Return only the count of lines in which the word "category" appears.

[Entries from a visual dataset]
begin

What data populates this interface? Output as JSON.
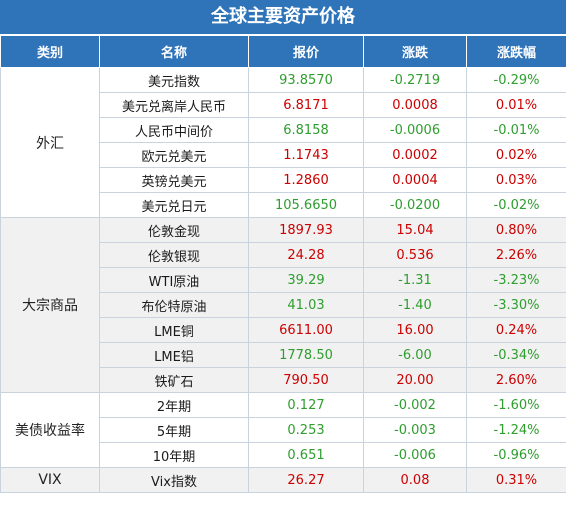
{
  "title": "全球主要资产价格",
  "headers": {
    "category": "类别",
    "name": "名称",
    "price": "报价",
    "change": "涨跌",
    "pct": "涨跌幅"
  },
  "colors": {
    "header_bg": "#2f73b9",
    "up": "#cc0000",
    "down": "#2e9e2e"
  },
  "groups": [
    {
      "category": "外汇",
      "rows": [
        {
          "name": "美元指数",
          "price": "93.8570",
          "change": "-0.2719",
          "pct": "-0.29%",
          "dir": "down"
        },
        {
          "name": "美元兑离岸人民币",
          "price": "6.8171",
          "change": "0.0008",
          "pct": "0.01%",
          "dir": "up"
        },
        {
          "name": "人民币中间价",
          "price": "6.8158",
          "change": "-0.0006",
          "pct": "-0.01%",
          "dir": "down"
        },
        {
          "name": "欧元兑美元",
          "price": "1.1743",
          "change": "0.0002",
          "pct": "0.02%",
          "dir": "up"
        },
        {
          "name": "英镑兑美元",
          "price": "1.2860",
          "change": "0.0004",
          "pct": "0.03%",
          "dir": "up"
        },
        {
          "name": "美元兑日元",
          "price": "105.6650",
          "change": "-0.0200",
          "pct": "-0.02%",
          "dir": "down"
        }
      ]
    },
    {
      "category": "大宗商品",
      "rows": [
        {
          "name": "伦敦金现",
          "price": "1897.93",
          "change": "15.04",
          "pct": "0.80%",
          "dir": "up"
        },
        {
          "name": "伦敦银现",
          "price": "24.28",
          "change": "0.536",
          "pct": "2.26%",
          "dir": "up"
        },
        {
          "name": "WTI原油",
          "price": "39.29",
          "change": "-1.31",
          "pct": "-3.23%",
          "dir": "down"
        },
        {
          "name": "布伦特原油",
          "price": "41.03",
          "change": "-1.40",
          "pct": "-3.30%",
          "dir": "down"
        },
        {
          "name": "LME铜",
          "price": "6611.00",
          "change": "16.00",
          "pct": "0.24%",
          "dir": "up"
        },
        {
          "name": "LME铝",
          "price": "1778.50",
          "change": "-6.00",
          "pct": "-0.34%",
          "dir": "down"
        },
        {
          "name": "铁矿石",
          "price": "790.50",
          "change": "20.00",
          "pct": "2.60%",
          "dir": "up"
        }
      ]
    },
    {
      "category": "美债收益率",
      "rows": [
        {
          "name": "2年期",
          "price": "0.127",
          "change": "-0.002",
          "pct": "-1.60%",
          "dir": "down"
        },
        {
          "name": "5年期",
          "price": "0.253",
          "change": "-0.003",
          "pct": "-1.24%",
          "dir": "down"
        },
        {
          "name": "10年期",
          "price": "0.651",
          "change": "-0.006",
          "pct": "-0.96%",
          "dir": "down"
        }
      ]
    },
    {
      "category": "VIX",
      "rows": [
        {
          "name": "Vix指数",
          "price": "26.27",
          "change": "0.08",
          "pct": "0.31%",
          "dir": "up"
        }
      ]
    }
  ]
}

end

OUTPUT FOR THIS EXERCISE: 5